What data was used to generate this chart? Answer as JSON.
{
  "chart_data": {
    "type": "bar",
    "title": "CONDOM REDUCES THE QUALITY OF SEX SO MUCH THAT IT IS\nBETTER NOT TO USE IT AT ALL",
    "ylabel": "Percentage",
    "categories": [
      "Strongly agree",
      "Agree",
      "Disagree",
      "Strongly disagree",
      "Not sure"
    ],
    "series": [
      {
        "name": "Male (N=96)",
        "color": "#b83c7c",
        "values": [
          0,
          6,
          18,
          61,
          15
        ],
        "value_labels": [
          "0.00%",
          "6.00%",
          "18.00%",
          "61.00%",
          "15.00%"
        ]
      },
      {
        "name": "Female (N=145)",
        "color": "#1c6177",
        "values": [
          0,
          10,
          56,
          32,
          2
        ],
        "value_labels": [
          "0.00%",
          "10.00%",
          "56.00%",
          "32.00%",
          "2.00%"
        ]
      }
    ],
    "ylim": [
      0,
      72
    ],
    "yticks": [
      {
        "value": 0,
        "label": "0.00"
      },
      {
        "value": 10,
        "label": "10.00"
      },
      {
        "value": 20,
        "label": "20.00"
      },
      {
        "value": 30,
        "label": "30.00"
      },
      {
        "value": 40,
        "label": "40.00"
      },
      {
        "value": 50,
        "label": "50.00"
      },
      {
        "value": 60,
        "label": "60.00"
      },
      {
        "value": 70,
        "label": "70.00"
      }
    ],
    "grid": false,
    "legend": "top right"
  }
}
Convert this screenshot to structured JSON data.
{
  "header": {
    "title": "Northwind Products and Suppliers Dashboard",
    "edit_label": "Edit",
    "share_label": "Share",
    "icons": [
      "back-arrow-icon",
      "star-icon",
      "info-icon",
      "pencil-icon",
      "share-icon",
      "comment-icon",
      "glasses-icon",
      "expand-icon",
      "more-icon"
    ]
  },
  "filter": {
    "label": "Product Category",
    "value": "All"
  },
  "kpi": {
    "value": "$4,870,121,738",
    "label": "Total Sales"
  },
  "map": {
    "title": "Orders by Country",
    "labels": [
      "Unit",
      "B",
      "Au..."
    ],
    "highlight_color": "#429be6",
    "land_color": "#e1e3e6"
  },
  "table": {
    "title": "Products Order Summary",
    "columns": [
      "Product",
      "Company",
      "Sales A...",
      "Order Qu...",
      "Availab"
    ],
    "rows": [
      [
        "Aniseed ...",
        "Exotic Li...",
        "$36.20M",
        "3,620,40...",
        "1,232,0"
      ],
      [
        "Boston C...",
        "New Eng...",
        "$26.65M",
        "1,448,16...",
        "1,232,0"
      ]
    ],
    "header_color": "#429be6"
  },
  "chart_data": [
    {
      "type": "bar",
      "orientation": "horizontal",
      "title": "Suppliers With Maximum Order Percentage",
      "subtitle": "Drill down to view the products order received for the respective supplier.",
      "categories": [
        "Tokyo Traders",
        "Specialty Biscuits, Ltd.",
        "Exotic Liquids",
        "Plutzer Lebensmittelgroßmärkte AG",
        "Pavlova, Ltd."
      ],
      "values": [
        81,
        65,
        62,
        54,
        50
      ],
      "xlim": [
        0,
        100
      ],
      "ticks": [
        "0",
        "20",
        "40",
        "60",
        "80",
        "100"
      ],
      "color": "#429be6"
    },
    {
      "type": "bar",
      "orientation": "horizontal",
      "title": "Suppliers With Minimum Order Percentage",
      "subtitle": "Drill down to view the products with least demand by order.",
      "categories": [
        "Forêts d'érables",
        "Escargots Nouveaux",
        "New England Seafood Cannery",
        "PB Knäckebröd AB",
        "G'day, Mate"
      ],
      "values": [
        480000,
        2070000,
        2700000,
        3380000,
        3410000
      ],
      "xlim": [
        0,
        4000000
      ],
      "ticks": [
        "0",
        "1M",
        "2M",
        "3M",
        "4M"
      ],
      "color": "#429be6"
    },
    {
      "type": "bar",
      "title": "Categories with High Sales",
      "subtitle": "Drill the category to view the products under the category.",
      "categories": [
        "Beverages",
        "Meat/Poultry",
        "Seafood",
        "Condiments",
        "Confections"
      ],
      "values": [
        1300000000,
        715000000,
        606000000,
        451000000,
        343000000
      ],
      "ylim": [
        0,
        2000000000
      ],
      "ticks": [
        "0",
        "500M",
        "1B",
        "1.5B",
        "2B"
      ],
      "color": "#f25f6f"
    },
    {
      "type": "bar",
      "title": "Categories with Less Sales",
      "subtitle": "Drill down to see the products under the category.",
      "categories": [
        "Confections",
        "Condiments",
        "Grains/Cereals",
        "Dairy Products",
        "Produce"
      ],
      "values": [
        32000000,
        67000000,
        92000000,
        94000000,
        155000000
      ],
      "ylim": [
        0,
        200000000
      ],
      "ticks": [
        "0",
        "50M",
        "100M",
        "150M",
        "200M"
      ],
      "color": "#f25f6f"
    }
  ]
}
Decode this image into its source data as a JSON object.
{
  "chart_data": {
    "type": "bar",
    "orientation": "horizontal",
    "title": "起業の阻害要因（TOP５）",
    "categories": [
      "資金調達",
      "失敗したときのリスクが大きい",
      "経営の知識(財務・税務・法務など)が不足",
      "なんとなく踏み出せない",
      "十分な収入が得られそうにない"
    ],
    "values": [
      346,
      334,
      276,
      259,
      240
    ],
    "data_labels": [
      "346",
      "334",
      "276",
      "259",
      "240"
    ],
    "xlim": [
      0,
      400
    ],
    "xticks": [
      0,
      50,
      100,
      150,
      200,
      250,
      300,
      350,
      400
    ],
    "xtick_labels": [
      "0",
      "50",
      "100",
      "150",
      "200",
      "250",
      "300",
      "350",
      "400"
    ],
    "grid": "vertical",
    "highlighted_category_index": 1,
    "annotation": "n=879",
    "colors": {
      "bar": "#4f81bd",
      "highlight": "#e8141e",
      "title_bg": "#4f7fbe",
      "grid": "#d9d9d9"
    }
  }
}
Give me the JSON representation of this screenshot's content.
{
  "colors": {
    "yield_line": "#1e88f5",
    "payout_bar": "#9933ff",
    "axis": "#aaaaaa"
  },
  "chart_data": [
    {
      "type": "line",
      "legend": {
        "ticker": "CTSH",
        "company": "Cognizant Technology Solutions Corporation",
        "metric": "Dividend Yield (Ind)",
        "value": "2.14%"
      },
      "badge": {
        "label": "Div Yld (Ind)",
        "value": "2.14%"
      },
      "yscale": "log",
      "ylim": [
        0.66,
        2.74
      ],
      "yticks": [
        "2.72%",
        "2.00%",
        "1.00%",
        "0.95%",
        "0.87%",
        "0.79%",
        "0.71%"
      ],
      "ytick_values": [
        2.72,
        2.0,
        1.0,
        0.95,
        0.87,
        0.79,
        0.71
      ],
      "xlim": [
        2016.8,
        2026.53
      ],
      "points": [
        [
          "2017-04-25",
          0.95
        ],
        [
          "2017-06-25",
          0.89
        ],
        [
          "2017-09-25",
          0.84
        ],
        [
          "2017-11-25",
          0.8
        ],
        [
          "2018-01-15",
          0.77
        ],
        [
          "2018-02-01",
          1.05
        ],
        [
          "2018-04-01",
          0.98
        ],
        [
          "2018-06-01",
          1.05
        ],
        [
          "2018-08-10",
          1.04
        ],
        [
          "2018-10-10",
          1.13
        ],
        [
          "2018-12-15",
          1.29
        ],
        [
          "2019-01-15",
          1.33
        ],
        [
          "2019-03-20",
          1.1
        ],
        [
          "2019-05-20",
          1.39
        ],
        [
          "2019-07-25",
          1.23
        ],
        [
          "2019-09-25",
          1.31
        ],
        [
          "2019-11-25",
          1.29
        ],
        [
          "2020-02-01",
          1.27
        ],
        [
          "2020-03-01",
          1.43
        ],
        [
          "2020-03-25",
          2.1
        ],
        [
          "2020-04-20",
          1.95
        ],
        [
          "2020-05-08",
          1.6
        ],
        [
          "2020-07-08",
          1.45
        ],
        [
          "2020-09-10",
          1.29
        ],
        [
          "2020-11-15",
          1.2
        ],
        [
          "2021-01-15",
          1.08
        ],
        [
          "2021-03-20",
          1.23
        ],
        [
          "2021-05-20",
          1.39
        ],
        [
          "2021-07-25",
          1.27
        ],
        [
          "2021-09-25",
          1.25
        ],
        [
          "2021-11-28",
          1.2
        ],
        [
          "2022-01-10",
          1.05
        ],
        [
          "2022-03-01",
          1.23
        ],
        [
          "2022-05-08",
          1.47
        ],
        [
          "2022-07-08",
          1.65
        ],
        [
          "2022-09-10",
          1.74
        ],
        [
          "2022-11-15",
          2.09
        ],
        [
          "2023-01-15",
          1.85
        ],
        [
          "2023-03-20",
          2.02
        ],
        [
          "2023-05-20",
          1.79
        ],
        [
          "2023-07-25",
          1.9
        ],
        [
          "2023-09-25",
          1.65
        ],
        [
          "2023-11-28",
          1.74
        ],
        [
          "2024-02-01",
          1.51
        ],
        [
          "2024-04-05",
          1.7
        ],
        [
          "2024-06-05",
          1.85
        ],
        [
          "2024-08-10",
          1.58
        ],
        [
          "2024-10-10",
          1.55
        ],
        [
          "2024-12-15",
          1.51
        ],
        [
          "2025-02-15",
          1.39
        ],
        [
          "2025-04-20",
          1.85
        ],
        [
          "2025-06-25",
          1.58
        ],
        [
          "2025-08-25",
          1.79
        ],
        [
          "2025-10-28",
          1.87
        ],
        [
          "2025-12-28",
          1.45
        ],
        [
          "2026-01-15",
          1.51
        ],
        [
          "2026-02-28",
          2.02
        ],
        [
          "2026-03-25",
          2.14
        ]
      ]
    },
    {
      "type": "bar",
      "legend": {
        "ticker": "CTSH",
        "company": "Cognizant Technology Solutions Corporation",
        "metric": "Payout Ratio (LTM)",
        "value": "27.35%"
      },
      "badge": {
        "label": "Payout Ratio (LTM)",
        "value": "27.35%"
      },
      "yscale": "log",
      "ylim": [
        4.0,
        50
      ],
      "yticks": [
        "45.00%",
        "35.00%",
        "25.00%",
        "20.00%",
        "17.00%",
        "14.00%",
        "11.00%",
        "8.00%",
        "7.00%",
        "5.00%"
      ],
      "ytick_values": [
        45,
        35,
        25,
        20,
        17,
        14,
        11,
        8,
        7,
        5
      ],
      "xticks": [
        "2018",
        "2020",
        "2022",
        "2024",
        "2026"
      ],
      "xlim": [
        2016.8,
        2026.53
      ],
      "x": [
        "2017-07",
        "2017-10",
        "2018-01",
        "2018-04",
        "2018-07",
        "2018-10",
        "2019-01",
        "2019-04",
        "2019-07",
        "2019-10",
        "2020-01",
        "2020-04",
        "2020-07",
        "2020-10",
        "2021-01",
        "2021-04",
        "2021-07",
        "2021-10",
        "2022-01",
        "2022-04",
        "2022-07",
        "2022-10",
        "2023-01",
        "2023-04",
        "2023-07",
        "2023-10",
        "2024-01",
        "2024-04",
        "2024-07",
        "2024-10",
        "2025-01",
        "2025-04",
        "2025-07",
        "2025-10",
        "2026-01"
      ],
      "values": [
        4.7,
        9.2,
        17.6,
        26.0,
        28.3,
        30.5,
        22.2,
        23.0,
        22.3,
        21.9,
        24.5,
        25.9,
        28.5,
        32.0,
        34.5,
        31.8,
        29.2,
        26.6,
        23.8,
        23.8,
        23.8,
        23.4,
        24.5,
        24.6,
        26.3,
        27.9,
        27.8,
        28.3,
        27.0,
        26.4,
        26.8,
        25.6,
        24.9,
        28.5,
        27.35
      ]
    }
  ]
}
━━━━━━━━━━
TASK TO COMPLETE »
Which lines above contain "screenshot"? Show each of them.

ANSWER IN FULL »
Convert this screenshot to structured JSON data.
Give me the JSON representation of this screenshot's content.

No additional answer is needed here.